**Data lines:**
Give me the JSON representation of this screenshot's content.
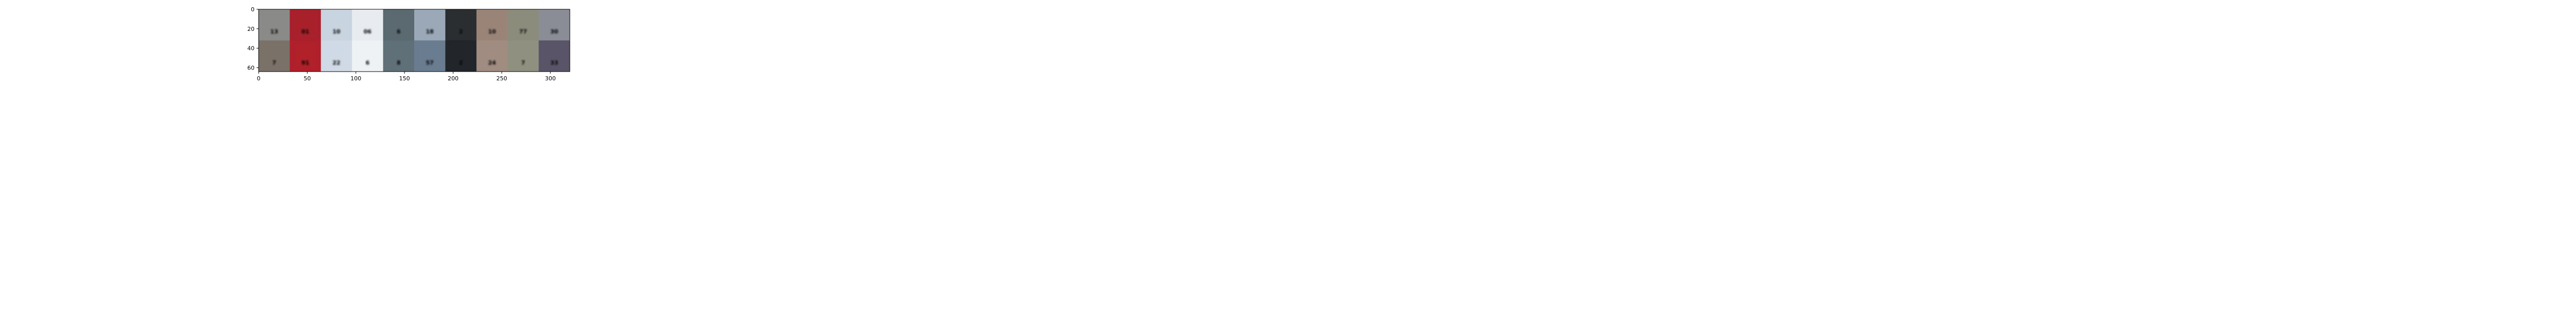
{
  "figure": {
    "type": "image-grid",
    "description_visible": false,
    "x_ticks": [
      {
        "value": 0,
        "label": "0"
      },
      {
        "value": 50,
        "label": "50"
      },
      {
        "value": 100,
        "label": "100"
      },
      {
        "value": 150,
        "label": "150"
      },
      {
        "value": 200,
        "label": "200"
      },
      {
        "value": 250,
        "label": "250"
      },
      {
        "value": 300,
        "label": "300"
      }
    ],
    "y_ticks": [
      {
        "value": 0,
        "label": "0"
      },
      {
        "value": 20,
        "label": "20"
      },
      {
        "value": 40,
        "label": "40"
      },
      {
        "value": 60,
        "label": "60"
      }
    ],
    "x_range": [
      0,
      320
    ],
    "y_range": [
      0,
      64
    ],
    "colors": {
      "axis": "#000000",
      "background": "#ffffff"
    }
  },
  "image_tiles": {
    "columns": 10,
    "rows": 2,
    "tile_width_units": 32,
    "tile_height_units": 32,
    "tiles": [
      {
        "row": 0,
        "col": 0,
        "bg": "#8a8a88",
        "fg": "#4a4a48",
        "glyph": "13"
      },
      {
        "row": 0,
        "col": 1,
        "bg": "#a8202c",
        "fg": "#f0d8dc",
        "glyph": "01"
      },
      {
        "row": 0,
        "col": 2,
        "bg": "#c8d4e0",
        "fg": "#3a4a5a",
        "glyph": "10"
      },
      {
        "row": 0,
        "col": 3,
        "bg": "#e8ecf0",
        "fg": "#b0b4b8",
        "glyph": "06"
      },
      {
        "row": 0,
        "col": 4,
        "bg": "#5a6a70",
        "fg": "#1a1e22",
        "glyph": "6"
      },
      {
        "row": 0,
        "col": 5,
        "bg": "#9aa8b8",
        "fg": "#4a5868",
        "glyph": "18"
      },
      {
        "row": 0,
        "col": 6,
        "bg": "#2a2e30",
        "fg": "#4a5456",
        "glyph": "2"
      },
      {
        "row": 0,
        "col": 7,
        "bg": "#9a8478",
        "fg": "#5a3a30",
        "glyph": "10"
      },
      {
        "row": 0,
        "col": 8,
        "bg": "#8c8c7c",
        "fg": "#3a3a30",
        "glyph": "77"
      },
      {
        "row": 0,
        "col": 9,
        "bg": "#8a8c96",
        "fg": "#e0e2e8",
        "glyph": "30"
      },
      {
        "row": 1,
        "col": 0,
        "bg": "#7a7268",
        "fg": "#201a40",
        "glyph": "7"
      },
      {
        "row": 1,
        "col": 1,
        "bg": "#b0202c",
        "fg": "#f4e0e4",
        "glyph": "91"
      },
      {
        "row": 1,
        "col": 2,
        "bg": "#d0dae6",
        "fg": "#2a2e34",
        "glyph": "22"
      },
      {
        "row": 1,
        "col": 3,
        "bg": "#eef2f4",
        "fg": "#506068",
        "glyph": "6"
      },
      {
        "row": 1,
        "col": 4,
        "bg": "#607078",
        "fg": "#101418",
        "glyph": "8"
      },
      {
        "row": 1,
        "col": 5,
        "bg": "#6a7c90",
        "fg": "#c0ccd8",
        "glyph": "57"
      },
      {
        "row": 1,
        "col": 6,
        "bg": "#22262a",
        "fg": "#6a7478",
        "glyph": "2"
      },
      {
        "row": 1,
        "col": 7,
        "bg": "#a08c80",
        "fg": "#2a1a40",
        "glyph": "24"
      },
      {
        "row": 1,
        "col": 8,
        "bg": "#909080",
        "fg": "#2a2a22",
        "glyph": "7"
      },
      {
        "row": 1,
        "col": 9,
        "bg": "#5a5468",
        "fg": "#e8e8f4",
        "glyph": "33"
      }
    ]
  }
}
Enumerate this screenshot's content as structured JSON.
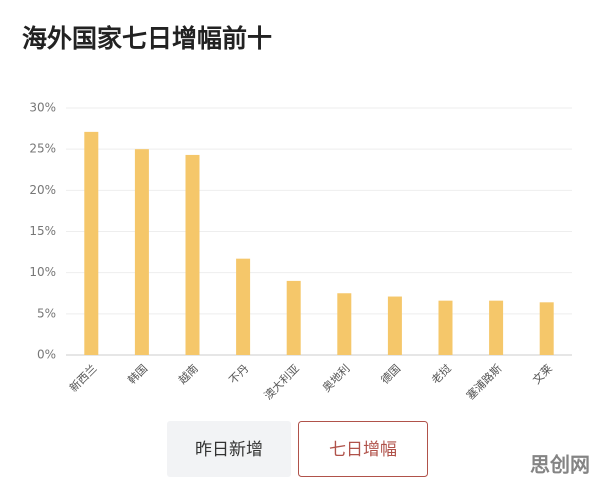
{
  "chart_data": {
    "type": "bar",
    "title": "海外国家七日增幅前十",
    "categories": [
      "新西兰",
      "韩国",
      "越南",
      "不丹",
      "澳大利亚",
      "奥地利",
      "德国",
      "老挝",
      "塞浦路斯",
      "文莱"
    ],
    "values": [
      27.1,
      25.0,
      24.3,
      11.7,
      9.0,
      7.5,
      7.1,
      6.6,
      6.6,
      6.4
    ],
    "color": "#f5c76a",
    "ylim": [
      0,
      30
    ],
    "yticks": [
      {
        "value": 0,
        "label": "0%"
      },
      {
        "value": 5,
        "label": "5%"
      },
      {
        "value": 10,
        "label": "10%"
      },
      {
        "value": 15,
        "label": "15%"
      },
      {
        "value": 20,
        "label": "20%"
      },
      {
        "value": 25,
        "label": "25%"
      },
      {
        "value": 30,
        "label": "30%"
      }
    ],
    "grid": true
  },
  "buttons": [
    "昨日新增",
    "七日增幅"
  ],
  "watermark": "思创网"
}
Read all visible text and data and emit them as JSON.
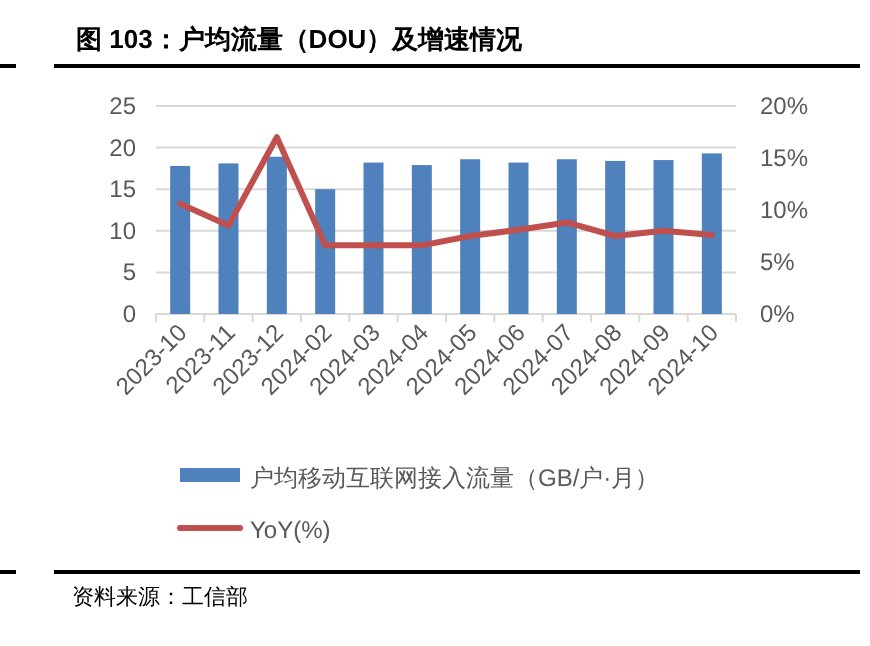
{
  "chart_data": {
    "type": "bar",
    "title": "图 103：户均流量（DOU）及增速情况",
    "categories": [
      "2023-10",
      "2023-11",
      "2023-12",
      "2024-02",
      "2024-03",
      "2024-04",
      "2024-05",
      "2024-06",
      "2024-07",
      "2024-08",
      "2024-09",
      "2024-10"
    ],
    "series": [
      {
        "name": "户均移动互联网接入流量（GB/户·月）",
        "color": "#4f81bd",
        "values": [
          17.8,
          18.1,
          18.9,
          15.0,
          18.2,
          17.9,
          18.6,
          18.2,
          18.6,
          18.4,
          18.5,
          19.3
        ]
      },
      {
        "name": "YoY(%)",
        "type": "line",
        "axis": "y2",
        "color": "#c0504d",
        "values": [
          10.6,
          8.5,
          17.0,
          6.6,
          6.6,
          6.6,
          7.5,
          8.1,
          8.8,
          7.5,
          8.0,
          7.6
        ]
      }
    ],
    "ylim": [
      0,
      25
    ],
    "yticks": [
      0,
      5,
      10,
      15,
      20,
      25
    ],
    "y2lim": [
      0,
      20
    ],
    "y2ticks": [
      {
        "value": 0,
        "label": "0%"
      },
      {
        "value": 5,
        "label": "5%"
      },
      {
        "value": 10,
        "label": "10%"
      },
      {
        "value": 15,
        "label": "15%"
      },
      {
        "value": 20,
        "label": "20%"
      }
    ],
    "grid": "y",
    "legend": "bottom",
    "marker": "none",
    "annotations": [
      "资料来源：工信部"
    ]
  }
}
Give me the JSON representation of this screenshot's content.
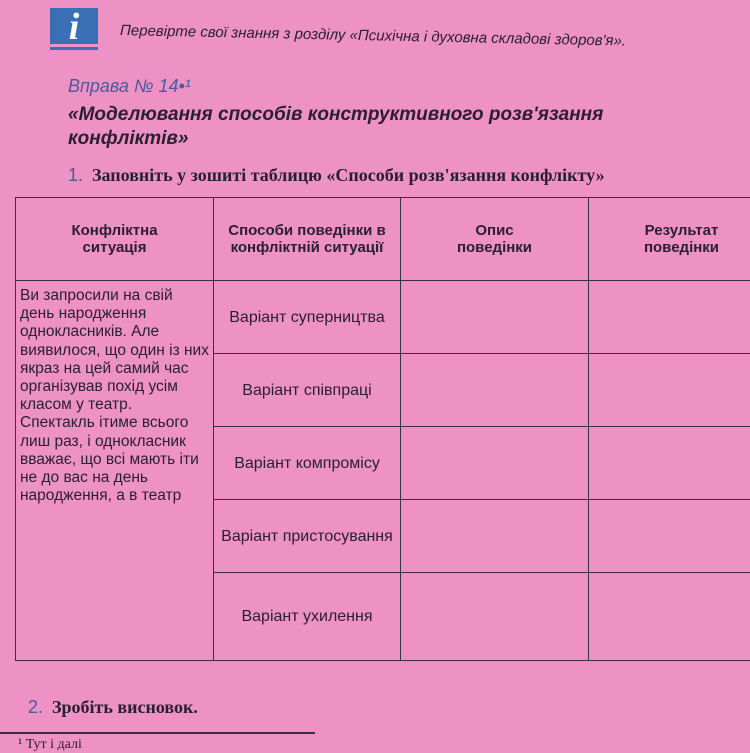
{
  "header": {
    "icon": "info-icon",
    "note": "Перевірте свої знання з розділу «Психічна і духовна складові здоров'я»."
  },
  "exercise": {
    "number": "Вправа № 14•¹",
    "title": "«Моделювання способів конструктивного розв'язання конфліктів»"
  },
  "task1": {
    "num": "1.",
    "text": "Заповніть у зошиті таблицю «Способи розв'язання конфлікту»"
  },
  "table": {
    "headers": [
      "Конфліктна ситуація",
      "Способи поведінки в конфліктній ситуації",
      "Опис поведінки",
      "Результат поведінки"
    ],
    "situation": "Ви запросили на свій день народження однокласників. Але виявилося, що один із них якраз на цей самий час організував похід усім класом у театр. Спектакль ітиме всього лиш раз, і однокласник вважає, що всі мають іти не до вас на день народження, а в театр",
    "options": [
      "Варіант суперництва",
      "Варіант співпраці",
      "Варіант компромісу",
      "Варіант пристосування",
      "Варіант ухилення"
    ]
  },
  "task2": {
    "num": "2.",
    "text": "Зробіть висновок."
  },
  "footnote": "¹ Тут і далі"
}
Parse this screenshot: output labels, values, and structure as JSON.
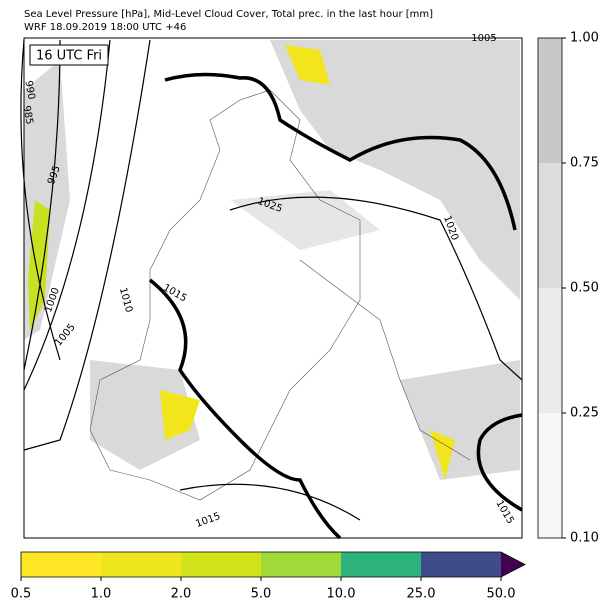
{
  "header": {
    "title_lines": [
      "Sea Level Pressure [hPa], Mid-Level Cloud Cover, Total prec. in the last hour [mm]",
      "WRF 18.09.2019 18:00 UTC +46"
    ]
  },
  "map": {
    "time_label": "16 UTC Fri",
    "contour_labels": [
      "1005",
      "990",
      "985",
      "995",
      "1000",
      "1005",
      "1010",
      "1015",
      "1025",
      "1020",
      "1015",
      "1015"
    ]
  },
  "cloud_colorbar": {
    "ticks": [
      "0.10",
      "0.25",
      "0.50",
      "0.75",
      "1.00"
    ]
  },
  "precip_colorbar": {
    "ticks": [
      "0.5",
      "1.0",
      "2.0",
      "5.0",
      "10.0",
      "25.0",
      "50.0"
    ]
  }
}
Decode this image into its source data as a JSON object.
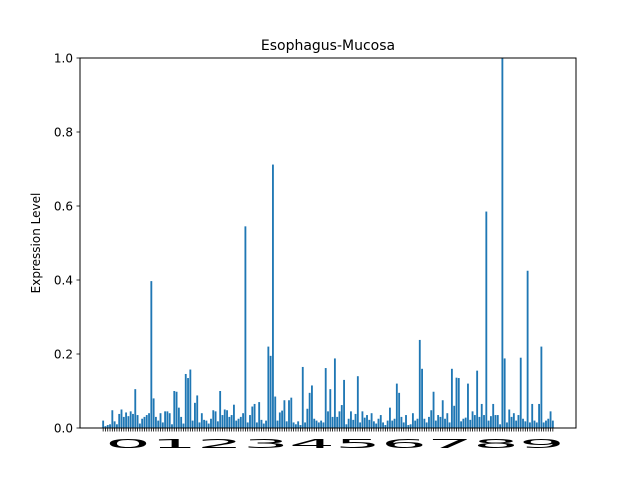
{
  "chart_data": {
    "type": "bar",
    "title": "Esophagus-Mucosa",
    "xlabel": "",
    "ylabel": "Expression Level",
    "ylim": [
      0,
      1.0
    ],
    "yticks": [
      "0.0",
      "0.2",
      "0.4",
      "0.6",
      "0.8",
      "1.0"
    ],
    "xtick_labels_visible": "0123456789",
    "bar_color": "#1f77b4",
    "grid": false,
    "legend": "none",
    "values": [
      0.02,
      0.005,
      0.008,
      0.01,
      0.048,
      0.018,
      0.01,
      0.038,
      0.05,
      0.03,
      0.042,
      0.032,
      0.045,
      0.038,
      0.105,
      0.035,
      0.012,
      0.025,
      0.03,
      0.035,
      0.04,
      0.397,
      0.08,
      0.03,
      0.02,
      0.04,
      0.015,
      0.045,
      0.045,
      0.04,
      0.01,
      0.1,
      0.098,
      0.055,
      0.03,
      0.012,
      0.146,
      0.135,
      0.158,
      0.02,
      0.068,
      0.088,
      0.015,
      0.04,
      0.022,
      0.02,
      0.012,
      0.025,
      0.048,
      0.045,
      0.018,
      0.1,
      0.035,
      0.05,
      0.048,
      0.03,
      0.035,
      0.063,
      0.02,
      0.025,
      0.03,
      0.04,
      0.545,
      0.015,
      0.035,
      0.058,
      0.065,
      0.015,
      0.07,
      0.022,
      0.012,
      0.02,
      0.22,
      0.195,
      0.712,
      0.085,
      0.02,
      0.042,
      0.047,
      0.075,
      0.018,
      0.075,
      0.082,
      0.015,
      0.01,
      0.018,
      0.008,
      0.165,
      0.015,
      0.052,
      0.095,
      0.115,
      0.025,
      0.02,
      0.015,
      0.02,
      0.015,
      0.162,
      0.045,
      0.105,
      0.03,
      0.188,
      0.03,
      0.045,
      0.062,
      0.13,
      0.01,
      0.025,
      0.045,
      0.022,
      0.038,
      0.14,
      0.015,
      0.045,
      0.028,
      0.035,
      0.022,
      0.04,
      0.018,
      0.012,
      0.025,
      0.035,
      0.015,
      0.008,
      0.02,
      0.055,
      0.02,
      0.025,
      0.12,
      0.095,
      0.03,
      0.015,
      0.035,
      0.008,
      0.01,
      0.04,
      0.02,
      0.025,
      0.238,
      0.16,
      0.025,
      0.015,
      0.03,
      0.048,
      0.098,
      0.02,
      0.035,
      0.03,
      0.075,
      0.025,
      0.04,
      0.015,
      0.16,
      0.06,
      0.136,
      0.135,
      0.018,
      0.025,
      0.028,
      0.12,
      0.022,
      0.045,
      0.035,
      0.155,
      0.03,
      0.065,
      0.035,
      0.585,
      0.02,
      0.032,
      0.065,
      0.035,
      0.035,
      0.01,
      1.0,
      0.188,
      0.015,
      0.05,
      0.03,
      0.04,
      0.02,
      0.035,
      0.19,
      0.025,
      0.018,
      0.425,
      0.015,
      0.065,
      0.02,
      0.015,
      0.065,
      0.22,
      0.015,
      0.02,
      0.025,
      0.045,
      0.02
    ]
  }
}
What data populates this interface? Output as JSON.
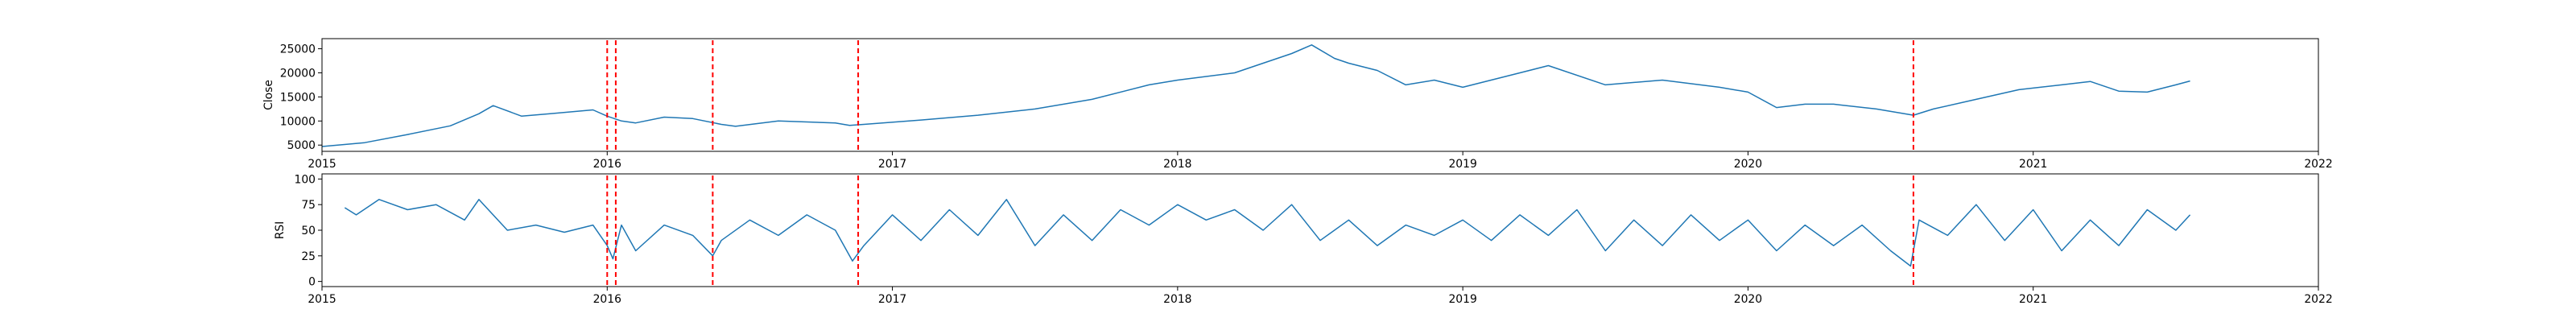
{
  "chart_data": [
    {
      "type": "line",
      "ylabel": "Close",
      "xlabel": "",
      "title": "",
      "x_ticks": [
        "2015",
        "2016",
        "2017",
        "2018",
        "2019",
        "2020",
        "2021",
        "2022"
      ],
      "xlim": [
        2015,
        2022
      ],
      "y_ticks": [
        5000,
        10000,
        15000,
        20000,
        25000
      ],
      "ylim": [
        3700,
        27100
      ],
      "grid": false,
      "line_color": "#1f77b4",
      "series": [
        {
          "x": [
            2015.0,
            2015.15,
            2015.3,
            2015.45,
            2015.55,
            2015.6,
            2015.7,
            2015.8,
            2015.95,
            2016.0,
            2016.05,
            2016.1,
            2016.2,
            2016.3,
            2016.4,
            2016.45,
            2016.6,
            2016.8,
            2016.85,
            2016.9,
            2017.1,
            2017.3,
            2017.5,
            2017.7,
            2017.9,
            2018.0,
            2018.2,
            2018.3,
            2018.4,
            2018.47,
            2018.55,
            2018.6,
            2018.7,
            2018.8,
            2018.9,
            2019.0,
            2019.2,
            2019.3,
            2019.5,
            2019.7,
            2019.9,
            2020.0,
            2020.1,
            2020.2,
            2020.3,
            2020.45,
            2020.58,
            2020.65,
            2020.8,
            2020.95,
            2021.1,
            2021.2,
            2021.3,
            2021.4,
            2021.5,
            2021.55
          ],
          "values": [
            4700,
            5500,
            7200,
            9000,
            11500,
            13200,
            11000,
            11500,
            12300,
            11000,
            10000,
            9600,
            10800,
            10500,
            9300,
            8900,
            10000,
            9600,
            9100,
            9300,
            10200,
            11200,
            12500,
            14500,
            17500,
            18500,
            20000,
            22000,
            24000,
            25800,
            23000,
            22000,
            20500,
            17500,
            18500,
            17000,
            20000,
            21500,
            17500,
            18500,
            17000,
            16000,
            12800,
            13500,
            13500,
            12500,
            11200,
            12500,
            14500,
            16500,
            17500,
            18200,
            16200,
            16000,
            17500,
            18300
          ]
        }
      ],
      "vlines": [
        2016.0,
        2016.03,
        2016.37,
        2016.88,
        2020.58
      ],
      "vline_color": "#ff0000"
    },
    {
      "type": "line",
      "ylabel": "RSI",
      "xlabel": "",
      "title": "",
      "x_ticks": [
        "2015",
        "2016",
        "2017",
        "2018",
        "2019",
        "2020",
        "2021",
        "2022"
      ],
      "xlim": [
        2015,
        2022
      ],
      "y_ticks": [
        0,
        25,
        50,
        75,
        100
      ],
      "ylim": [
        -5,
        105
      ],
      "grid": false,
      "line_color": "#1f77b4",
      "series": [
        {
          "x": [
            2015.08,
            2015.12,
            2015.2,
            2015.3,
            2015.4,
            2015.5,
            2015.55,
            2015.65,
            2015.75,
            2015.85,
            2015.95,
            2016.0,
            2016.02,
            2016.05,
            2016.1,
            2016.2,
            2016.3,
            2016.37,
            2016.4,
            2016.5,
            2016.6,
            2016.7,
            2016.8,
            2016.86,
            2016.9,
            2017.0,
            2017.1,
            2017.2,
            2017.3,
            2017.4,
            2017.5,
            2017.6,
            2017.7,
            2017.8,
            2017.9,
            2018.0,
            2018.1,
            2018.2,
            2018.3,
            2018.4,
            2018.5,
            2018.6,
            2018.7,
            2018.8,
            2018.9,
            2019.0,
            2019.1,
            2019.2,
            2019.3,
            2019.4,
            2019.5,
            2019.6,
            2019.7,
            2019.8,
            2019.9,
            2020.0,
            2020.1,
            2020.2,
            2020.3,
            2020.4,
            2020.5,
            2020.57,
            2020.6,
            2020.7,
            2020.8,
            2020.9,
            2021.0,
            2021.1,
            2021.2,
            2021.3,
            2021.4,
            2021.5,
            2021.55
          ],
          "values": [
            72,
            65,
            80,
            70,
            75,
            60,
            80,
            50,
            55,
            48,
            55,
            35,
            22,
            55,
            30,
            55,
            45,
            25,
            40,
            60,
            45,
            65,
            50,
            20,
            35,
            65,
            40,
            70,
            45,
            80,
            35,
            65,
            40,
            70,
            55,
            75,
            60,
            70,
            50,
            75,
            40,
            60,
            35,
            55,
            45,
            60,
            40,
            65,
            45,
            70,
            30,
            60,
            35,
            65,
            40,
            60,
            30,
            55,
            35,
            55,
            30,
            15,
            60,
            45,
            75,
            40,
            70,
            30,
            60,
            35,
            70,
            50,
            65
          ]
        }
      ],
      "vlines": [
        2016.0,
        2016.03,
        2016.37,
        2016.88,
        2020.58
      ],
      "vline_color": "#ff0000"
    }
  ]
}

**Requirements:** Show each line holding the word "this".

**The answer:**
Give me the JSON representation of this screenshot's content.
Enumerate this screenshot's content as structured JSON.
Give me the JSON representation of this screenshot's content.
Parse this screenshot: output labels, values, and structure as JSON.
Decode this image into its source data as a JSON object.
What data populates this interface? Output as JSON.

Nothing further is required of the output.